Records about charts and figures:
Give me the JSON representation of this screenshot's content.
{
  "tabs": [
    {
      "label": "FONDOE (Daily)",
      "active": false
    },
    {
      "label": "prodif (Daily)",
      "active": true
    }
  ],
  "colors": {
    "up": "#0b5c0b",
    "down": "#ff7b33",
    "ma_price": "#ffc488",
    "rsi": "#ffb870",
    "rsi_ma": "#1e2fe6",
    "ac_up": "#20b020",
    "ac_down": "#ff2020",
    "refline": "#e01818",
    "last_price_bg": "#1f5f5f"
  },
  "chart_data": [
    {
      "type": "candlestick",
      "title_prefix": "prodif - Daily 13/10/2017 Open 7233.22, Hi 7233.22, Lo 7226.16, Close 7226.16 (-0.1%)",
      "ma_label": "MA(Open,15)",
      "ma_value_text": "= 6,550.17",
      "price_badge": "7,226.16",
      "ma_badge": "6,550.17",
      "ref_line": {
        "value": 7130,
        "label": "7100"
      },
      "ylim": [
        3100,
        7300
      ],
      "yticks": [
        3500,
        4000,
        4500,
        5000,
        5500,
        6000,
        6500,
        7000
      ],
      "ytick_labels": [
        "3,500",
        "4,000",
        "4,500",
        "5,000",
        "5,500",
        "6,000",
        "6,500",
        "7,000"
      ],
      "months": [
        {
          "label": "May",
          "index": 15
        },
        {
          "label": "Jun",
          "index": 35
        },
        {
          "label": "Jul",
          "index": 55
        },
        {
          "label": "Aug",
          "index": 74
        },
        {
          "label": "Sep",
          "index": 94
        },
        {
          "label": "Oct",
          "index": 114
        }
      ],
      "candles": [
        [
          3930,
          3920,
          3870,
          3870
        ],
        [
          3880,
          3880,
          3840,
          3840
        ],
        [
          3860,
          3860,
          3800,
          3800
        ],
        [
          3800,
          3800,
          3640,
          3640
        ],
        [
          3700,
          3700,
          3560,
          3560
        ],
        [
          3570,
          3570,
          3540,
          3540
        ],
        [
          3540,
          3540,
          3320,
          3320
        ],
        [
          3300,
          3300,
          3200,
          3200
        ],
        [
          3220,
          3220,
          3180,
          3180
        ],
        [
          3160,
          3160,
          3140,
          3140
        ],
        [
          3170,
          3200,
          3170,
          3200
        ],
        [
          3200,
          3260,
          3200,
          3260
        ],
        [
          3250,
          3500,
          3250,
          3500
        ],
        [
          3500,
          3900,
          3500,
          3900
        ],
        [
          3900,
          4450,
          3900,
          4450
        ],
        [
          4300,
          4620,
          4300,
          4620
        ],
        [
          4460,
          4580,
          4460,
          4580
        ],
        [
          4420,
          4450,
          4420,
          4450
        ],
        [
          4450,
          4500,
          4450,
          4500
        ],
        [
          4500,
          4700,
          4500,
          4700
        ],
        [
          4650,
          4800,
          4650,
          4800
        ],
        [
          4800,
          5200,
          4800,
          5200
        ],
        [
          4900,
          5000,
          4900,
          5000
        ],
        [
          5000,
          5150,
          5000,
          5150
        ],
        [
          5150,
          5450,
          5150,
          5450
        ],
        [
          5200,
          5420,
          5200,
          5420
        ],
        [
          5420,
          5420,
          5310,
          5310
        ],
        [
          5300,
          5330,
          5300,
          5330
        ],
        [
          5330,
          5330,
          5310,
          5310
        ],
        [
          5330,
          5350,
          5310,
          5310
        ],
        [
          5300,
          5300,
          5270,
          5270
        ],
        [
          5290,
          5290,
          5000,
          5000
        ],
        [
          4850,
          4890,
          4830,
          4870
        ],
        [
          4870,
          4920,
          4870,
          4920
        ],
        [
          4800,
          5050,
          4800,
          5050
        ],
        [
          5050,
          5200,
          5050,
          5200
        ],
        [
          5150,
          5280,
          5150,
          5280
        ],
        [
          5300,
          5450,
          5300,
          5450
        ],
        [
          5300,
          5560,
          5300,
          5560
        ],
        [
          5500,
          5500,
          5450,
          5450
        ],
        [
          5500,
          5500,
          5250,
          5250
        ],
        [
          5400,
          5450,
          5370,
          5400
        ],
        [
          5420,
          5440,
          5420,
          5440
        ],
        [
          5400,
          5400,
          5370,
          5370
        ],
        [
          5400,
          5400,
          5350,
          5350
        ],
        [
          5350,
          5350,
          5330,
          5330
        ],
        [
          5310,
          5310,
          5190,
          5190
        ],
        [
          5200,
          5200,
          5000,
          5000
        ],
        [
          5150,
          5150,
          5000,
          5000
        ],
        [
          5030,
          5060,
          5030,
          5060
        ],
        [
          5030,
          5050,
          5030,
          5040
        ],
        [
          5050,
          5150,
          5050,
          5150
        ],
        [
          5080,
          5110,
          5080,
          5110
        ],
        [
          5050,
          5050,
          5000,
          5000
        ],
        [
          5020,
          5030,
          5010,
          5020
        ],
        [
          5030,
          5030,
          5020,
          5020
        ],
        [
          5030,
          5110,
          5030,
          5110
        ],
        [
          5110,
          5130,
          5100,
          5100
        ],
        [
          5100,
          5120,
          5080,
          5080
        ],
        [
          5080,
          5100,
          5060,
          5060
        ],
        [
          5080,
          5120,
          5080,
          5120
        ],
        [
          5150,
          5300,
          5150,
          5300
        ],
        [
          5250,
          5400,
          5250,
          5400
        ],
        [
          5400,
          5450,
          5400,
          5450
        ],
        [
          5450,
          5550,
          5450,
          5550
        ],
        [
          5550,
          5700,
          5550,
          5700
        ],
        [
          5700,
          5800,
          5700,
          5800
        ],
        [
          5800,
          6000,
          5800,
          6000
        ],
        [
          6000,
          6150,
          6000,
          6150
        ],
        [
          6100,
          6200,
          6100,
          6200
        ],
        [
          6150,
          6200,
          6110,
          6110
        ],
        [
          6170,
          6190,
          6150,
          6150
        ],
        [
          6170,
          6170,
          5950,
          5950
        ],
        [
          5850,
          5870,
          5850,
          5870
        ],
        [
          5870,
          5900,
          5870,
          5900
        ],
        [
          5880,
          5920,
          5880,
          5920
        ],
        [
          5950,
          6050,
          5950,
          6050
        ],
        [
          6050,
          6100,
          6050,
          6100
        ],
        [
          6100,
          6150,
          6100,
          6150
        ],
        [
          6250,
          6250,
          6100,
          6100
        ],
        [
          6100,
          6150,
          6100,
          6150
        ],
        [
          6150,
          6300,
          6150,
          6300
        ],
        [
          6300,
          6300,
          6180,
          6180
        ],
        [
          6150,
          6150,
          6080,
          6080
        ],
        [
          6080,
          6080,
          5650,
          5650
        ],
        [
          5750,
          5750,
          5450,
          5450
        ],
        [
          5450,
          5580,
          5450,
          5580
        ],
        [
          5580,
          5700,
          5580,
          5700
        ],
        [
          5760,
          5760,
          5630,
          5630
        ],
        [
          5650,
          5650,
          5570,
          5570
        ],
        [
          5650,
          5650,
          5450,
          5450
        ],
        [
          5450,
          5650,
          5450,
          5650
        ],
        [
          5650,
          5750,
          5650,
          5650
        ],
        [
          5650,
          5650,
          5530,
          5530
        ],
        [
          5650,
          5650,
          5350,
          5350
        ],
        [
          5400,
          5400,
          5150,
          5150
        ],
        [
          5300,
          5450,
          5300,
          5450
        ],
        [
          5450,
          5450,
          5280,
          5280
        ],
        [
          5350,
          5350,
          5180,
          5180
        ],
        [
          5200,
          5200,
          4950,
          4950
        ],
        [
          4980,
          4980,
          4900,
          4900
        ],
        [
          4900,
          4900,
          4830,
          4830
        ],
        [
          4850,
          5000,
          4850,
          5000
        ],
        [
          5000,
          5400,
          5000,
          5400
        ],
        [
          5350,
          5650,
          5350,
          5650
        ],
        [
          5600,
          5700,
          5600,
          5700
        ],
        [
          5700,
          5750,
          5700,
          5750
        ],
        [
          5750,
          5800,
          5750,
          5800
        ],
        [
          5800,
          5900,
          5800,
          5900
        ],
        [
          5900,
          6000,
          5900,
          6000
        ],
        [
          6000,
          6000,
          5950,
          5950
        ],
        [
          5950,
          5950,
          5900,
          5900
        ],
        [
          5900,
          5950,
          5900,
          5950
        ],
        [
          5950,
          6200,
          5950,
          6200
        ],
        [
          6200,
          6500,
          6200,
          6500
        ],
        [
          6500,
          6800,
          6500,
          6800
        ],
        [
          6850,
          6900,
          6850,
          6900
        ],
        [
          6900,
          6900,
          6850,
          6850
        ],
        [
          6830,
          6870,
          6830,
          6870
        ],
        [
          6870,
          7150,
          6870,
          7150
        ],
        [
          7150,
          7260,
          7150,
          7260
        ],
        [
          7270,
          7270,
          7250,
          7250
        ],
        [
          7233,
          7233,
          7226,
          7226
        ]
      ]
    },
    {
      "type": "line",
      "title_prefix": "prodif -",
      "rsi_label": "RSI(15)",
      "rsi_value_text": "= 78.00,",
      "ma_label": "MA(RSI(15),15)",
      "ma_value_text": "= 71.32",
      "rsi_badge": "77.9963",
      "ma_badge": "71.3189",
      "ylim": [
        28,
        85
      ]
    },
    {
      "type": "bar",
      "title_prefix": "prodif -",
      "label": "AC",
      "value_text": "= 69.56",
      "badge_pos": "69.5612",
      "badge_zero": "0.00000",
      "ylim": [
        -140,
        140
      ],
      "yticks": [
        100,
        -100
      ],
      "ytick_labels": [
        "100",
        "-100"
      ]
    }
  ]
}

▸ **Task instructions**: List every line from the entries above in which "prodif" appears.

▸ **Written reply**:
      "label": "prodif (Daily)",
      "title_prefix": "prodif - Daily 13/10/2017 Open 7233.22, Hi 7233.22, Lo 7226.16, Close 7226.16 (-0.1%)",
      "title_prefix": "prodif -",
      "title_prefix": "prodif -",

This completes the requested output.